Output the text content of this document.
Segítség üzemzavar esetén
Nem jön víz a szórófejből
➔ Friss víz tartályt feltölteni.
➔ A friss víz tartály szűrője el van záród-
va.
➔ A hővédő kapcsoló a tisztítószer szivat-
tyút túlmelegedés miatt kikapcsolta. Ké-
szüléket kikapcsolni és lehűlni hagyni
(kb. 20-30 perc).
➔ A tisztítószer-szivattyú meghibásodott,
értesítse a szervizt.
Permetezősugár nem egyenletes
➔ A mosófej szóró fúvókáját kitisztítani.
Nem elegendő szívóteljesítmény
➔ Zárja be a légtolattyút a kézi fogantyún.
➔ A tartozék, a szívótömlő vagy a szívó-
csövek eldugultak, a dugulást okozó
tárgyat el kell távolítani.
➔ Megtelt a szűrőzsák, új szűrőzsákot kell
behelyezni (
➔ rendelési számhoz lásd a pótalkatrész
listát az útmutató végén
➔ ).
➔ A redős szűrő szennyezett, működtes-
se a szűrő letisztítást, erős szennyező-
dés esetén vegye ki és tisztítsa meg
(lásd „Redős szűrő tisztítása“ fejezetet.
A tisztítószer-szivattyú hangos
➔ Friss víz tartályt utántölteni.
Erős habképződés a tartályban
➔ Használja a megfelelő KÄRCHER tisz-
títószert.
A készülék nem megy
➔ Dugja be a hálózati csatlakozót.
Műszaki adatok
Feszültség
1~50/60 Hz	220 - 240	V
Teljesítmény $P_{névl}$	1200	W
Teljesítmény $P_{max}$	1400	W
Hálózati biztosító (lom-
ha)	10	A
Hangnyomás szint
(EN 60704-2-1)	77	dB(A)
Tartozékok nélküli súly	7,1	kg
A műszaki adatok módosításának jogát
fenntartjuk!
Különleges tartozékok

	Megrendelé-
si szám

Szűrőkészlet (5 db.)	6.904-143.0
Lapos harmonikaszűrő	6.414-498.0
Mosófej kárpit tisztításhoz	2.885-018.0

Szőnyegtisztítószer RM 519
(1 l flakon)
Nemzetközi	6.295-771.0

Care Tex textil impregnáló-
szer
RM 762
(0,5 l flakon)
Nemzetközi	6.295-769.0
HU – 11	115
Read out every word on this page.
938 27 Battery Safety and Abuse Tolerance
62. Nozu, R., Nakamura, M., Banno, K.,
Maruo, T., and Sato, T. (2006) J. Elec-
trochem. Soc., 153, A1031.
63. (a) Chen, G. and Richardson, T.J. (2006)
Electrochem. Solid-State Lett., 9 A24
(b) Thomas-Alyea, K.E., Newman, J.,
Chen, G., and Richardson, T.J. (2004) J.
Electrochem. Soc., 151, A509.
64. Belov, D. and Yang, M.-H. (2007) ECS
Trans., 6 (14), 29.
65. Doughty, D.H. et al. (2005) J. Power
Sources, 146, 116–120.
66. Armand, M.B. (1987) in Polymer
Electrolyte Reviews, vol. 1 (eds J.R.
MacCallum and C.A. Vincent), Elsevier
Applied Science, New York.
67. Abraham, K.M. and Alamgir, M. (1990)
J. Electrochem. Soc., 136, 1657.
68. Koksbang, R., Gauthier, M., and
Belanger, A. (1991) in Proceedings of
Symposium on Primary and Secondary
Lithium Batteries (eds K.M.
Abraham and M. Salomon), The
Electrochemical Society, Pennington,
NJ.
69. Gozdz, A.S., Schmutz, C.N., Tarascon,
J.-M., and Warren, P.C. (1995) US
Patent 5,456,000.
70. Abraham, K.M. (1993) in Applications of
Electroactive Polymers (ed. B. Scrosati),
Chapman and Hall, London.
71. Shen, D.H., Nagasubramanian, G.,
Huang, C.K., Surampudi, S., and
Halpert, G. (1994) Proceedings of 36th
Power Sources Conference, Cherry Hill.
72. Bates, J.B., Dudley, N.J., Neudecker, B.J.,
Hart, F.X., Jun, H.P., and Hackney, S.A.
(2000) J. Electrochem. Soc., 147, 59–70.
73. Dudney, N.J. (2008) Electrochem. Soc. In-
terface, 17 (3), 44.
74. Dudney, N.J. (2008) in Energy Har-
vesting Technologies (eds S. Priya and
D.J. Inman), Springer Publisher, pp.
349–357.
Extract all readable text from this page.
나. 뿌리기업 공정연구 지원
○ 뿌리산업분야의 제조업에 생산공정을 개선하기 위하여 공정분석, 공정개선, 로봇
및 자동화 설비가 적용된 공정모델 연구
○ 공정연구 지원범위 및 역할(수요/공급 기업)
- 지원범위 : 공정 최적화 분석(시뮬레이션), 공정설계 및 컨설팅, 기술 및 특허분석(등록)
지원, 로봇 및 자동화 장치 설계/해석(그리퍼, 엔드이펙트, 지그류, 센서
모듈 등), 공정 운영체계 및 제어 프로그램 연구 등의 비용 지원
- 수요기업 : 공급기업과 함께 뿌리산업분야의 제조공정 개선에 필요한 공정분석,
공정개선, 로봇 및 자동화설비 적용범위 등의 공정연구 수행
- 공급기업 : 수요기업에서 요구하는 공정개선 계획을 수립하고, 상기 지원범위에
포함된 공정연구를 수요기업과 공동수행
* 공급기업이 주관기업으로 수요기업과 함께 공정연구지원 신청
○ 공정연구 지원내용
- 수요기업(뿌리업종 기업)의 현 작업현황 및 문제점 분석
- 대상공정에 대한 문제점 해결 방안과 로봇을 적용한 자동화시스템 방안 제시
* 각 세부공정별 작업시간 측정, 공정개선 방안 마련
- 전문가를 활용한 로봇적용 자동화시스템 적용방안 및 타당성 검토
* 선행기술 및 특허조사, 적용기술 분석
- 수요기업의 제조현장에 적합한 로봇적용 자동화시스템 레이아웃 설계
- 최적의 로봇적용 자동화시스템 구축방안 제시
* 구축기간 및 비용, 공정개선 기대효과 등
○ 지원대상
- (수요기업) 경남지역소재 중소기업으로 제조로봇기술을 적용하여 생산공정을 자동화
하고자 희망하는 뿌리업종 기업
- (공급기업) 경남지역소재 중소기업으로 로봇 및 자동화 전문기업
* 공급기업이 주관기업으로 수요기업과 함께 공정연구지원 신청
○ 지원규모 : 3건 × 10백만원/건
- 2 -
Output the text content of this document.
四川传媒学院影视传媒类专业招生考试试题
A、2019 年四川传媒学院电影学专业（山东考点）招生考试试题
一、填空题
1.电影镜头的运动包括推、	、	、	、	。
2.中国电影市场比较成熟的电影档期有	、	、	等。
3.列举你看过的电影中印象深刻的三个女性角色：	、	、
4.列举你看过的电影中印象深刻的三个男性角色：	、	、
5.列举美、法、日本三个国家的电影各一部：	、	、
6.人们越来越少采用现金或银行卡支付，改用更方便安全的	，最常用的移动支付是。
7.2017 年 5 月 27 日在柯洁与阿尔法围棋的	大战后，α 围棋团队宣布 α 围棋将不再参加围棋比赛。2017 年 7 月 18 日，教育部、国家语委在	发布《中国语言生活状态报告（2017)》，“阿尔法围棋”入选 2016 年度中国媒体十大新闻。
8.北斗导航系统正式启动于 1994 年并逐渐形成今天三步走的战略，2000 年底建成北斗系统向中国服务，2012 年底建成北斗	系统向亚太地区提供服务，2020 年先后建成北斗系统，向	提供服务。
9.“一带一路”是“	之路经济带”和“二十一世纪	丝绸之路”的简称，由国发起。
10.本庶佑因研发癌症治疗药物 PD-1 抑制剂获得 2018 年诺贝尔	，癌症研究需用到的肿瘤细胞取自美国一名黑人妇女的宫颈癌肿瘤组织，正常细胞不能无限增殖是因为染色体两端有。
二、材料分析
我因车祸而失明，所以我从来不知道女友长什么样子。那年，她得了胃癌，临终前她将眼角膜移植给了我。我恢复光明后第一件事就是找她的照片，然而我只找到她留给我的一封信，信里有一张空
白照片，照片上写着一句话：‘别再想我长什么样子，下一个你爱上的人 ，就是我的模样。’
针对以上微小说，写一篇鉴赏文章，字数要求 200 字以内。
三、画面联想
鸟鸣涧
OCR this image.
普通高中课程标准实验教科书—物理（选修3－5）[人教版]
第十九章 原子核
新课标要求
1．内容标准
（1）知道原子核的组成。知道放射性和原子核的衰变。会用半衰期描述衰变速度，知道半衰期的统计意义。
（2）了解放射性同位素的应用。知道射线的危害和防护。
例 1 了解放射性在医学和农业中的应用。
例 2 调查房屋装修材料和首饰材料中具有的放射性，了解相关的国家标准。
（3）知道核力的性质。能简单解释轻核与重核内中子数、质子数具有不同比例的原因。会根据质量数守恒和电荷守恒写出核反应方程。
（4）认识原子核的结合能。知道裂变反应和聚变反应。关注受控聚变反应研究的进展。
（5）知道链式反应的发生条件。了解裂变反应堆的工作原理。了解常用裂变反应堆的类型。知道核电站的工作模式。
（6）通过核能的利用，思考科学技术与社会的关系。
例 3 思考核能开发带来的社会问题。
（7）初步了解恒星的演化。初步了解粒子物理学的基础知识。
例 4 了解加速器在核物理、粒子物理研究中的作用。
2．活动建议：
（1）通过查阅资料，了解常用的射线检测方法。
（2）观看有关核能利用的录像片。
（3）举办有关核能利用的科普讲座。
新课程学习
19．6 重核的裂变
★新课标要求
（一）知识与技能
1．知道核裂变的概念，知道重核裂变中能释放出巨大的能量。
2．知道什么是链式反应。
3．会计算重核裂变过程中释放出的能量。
* * *
Goal of the exercise:
Return exactly the lines from the one containing "OCR this image." through the last line of the records above, both included, and nothing else.

Task result:
OCR this image.
普通高中课程标准实验教科书—物理（选修3－5）[人教版]
第十九章 原子核
新课标要求
1．内容标准
（1）知道原子核的组成。知道放射性和原子核的衰变。会用半衰期描述衰变速度，知道半衰期的统计意义。
（2）了解放射性同位素的应用。知道射线的危害和防护。
例 1 了解放射性在医学和农业中的应用。
例 2 调查房屋装修材料和首饰材料中具有的放射性，了解相关的国家标准。
（3）知道核力的性质。能简单解释轻核与重核内中子数、质子数具有不同比例的原因。会根据质量数守恒和电荷守恒写出核反应方程。
（4）认识原子核的结合能。知道裂变反应和聚变反应。关注受控聚变反应研究的进展。
（5）知道链式反应的发生条件。了解裂变反应堆的工作原理。了解常用裂变反应堆的类型。知道核电站的工作模式。
（6）通过核能的利用，思考科学技术与社会的关系。
例 3 思考核能开发带来的社会问题。
（7）初步了解恒星的演化。初步了解粒子物理学的基础知识。
例 4 了解加速器在核物理、粒子物理研究中的作用。
2．活动建议：
（1）通过查阅资料，了解常用的射线检测方法。
（2）观看有关核能利用的录像片。
（3）举办有关核能利用的科普讲座。
新课程学习
19．6 重核的裂变
★新课标要求
（一）知识与技能
1．知道核裂变的概念，知道重核裂变中能释放出巨大的能量。
2．知道什么是链式反应。
3．会计算重核裂变过程中释放出的能量。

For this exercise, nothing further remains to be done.